» Rows:
---
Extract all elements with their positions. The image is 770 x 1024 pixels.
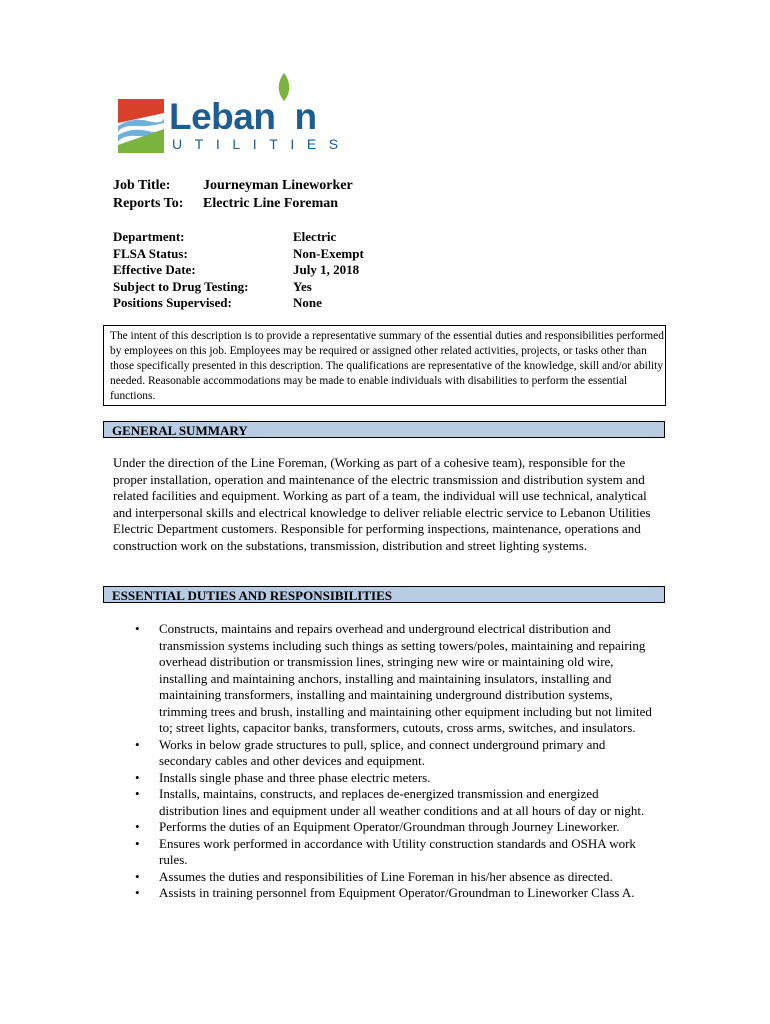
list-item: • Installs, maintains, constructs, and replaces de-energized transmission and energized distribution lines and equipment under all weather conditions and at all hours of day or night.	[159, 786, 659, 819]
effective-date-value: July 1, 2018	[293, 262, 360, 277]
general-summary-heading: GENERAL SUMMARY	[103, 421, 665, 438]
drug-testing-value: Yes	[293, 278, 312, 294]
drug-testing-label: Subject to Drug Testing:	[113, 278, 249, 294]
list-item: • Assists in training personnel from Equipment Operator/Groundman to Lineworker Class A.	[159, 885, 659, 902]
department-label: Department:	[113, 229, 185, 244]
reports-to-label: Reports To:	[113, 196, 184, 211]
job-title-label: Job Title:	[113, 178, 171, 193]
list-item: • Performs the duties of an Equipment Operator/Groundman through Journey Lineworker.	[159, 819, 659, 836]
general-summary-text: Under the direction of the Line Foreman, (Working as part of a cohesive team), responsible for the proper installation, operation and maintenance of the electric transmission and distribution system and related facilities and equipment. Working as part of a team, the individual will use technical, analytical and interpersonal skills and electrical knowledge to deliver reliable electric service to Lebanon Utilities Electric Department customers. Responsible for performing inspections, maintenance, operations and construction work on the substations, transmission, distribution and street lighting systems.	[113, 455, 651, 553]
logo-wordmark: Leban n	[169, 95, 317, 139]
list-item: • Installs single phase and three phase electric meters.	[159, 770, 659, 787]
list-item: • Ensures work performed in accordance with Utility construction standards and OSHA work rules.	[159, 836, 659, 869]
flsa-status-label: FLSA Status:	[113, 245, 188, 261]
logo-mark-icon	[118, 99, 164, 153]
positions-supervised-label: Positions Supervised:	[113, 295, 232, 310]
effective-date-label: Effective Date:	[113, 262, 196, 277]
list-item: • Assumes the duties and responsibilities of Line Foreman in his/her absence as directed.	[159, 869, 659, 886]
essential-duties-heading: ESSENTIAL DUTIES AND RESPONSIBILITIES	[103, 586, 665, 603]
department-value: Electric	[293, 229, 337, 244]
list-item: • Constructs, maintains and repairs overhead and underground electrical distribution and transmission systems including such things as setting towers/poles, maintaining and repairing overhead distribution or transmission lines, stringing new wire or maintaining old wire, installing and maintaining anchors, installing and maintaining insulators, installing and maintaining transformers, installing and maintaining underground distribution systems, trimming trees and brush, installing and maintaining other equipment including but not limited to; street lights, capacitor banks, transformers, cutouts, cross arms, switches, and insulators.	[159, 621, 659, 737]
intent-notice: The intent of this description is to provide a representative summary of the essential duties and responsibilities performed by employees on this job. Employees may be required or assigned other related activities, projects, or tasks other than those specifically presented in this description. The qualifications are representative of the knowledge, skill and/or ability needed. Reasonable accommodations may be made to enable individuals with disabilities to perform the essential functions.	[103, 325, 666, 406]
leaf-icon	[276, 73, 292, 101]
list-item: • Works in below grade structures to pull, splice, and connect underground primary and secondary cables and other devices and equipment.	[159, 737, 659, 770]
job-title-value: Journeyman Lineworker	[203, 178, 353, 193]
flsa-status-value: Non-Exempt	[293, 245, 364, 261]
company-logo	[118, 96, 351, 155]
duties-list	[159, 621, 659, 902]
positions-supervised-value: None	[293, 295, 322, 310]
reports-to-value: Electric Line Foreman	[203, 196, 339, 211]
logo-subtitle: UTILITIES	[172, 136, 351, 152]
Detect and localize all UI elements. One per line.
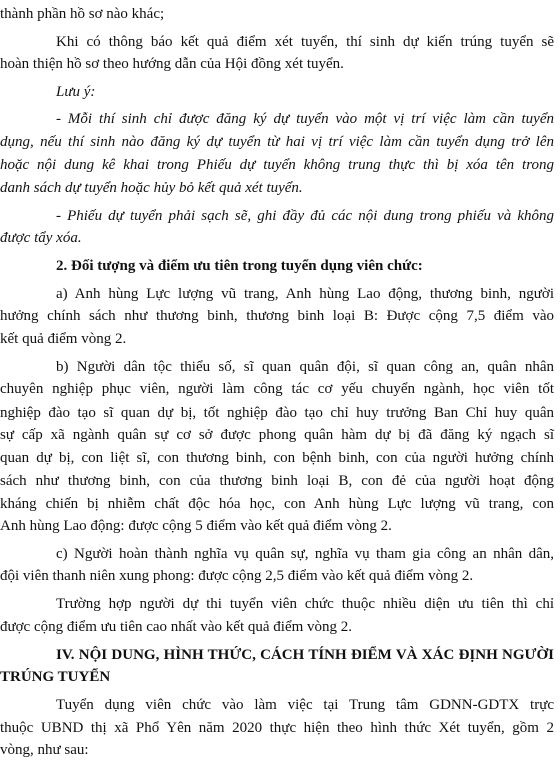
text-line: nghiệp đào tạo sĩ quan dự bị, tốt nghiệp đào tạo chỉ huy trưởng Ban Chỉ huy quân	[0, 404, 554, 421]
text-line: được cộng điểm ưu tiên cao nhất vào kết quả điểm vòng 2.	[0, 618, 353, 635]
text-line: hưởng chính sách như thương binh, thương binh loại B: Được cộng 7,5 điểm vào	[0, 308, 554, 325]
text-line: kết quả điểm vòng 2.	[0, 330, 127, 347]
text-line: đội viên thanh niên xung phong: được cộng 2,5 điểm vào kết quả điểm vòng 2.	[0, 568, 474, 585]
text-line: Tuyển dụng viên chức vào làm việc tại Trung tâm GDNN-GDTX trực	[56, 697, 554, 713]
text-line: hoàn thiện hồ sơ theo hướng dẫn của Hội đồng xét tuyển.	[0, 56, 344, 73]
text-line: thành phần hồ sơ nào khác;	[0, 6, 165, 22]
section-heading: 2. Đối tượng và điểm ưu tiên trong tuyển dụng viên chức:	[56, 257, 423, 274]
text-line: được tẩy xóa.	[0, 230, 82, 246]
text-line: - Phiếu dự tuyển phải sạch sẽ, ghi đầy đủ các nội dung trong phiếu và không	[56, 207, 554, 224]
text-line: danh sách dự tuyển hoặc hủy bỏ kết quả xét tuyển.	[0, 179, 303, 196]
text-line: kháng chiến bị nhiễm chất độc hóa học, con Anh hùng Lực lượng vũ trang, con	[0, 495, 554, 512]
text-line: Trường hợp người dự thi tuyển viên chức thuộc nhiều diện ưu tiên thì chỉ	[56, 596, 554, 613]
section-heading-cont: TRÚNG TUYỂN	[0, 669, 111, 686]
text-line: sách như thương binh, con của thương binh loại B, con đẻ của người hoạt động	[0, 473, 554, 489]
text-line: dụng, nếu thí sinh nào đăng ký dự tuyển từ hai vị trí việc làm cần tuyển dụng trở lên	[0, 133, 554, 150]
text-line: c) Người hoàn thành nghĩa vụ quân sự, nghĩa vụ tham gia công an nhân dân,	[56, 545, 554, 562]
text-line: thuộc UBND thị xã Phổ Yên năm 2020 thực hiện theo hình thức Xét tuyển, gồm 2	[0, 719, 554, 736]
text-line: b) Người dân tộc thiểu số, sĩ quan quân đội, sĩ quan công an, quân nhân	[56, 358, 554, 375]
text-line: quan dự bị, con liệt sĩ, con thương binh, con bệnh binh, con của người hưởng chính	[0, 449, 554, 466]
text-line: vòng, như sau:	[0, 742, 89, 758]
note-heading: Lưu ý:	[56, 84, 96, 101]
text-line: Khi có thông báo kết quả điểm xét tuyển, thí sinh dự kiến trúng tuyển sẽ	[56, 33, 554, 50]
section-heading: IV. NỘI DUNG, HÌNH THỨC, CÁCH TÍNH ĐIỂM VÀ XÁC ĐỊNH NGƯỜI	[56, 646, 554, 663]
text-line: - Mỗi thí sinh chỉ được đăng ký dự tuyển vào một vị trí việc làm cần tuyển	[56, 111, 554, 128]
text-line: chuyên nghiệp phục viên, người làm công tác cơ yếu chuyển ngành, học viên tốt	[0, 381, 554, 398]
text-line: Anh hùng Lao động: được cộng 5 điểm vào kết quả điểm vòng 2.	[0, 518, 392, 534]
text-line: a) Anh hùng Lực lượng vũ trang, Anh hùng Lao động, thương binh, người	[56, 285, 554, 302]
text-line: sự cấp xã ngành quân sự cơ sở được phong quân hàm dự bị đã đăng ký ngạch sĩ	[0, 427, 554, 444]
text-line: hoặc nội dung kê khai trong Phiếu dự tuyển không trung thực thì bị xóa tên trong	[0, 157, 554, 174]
---
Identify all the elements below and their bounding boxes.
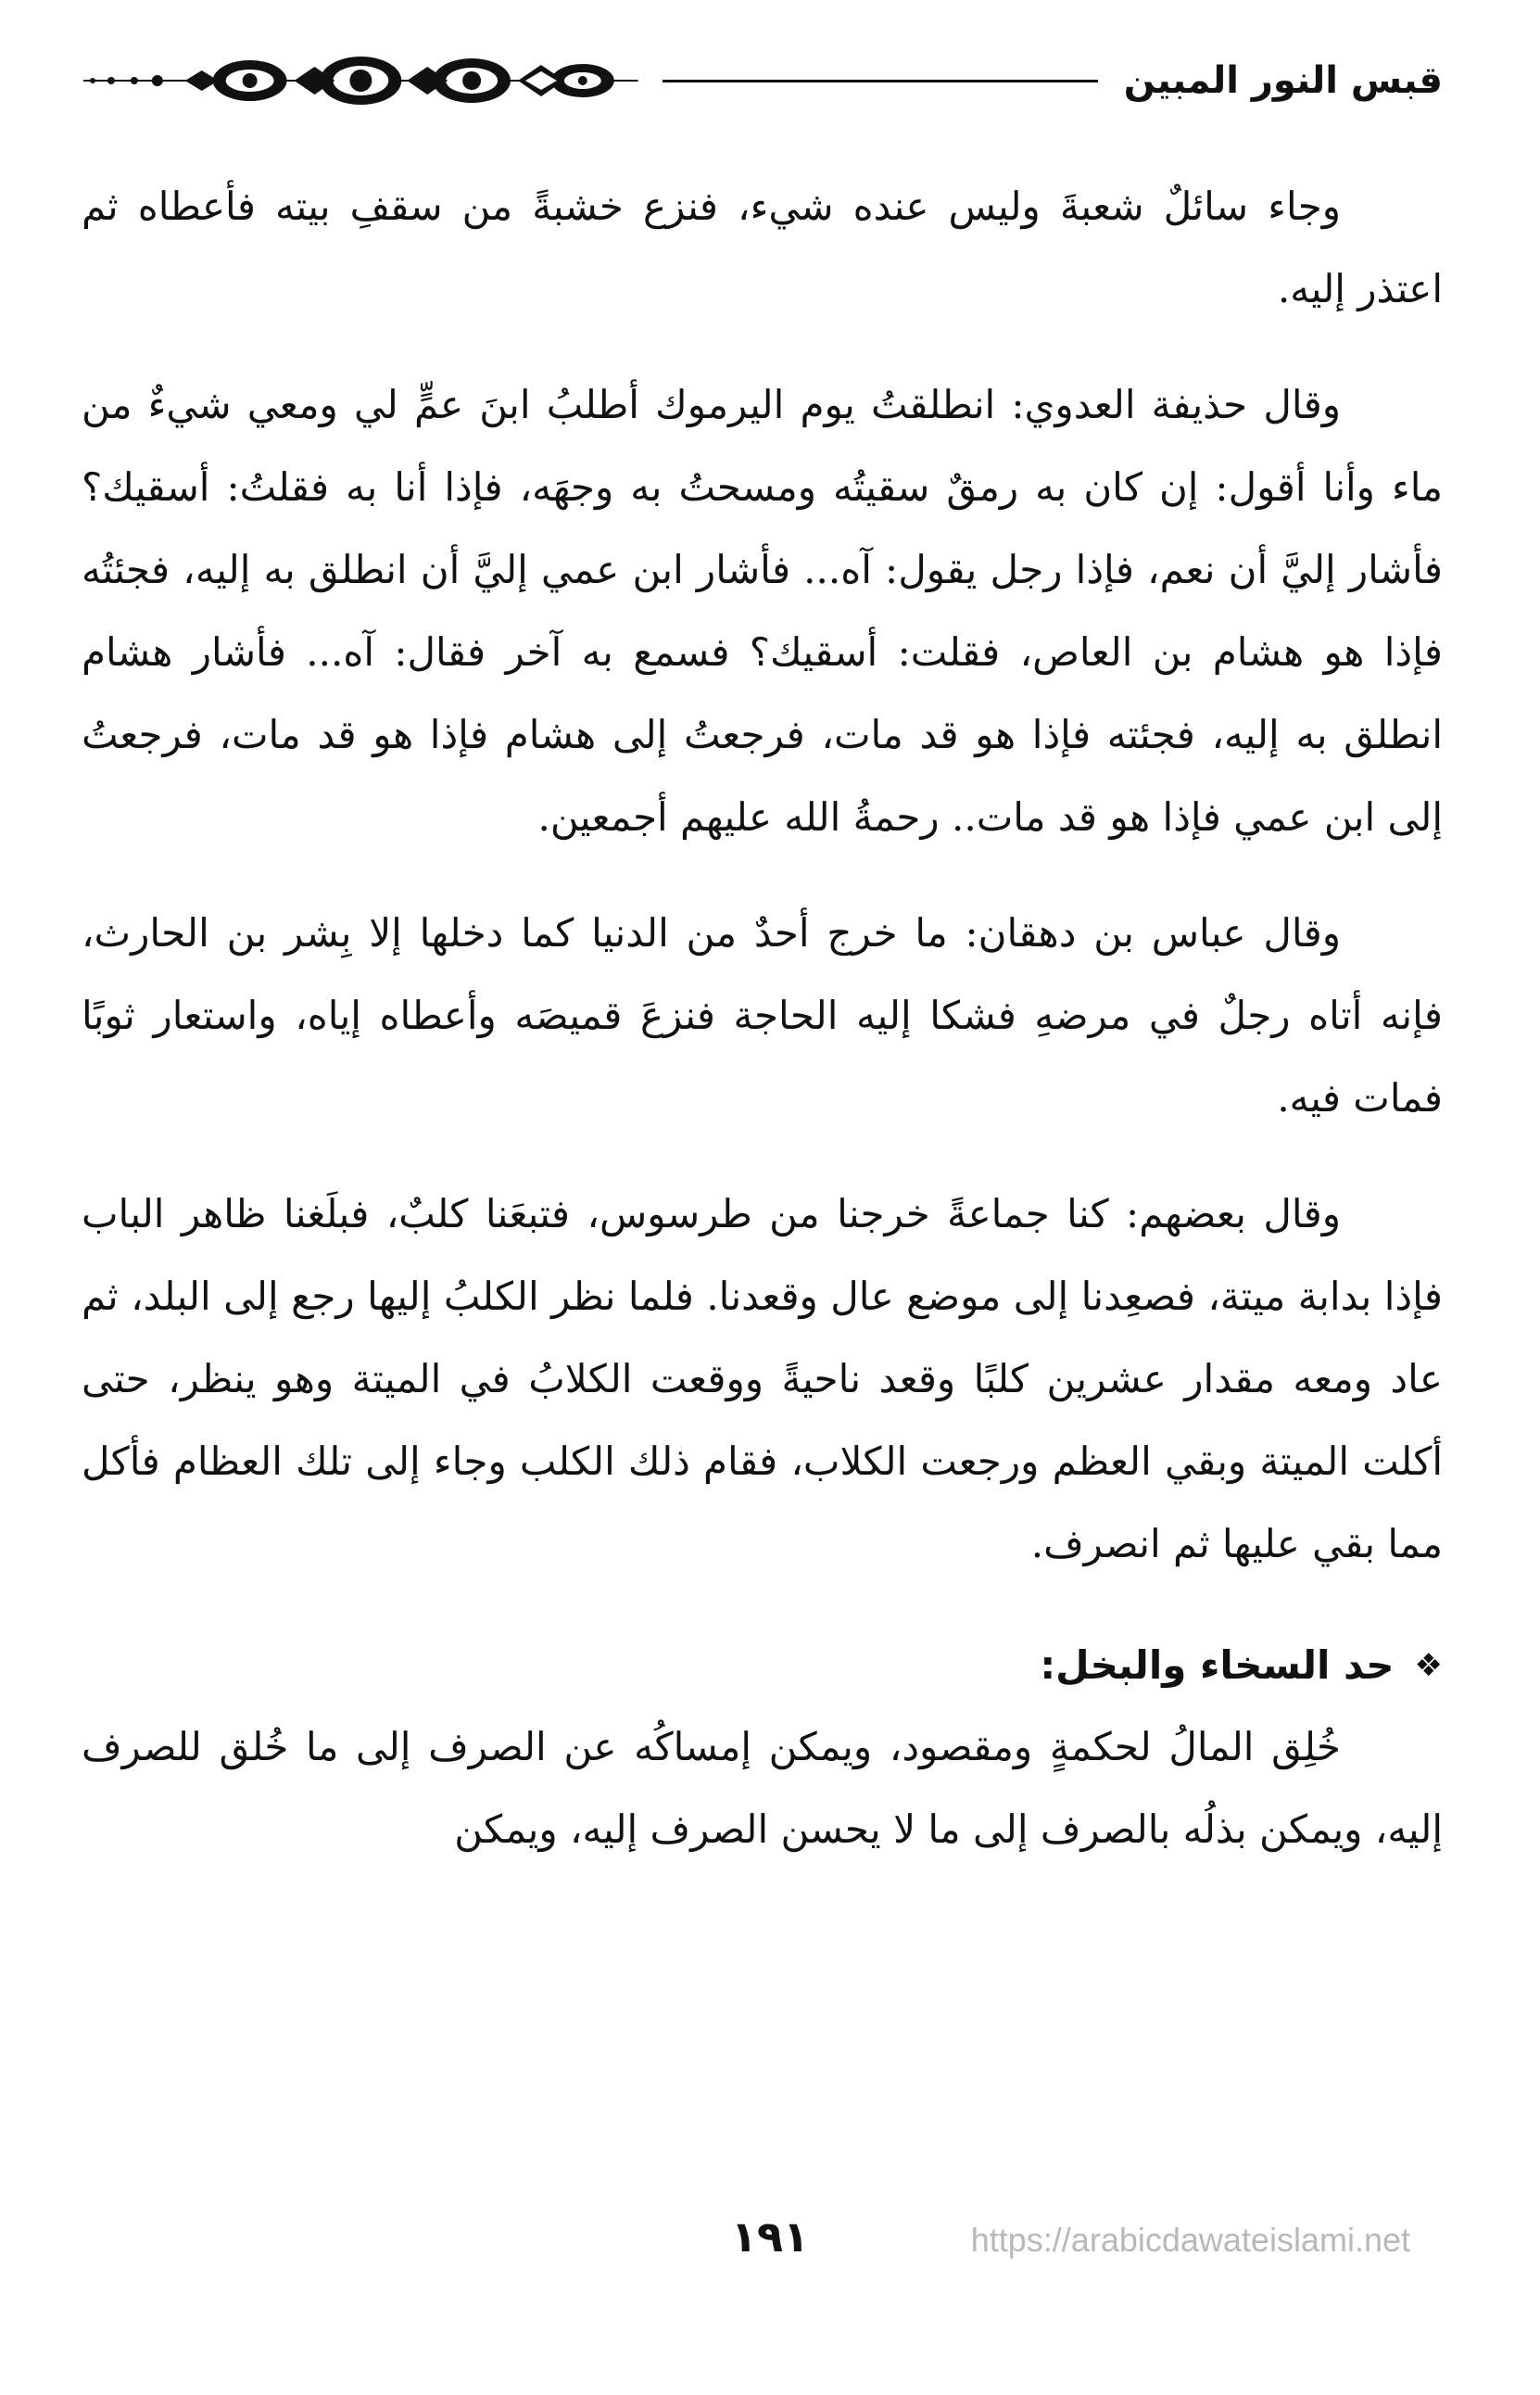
---
» Work required:
Reproduce the listing without changes, starting with the line that contains "Detect and localize" and going on through the line that contains "text-line: thành phần", with both of those lines included. Leave the picture out.

» Exercise output:
Detect and localize all UI elements. One per line.
text-line: nghiệp đào tạo sĩ quan dự bị, tốt nghiệp đào tạo chỉ huy trưởng Ban Chỉ huy quân	[0, 404, 554, 421]
text-line: được cộng điểm ưu tiên cao nhất vào kết quả điểm vòng 2.	[0, 618, 353, 635]
text-line: hưởng chính sách như thương binh, thương binh loại B: Được cộng 7,5 điểm vào	[0, 308, 554, 325]
text-line: kết quả điểm vòng 2.	[0, 330, 127, 347]
text-line: đội viên thanh niên xung phong: được cộng 2,5 điểm vào kết quả điểm vòng 2.	[0, 568, 474, 585]
text-line: Tuyển dụng viên chức vào làm việc tại Trung tâm GDNN-GDTX trực	[56, 697, 554, 713]
text-line: hoàn thiện hồ sơ theo hướng dẫn của Hội đồng xét tuyển.	[0, 56, 344, 73]
text-line: thành phần hồ sơ nào khác;	[0, 6, 165, 22]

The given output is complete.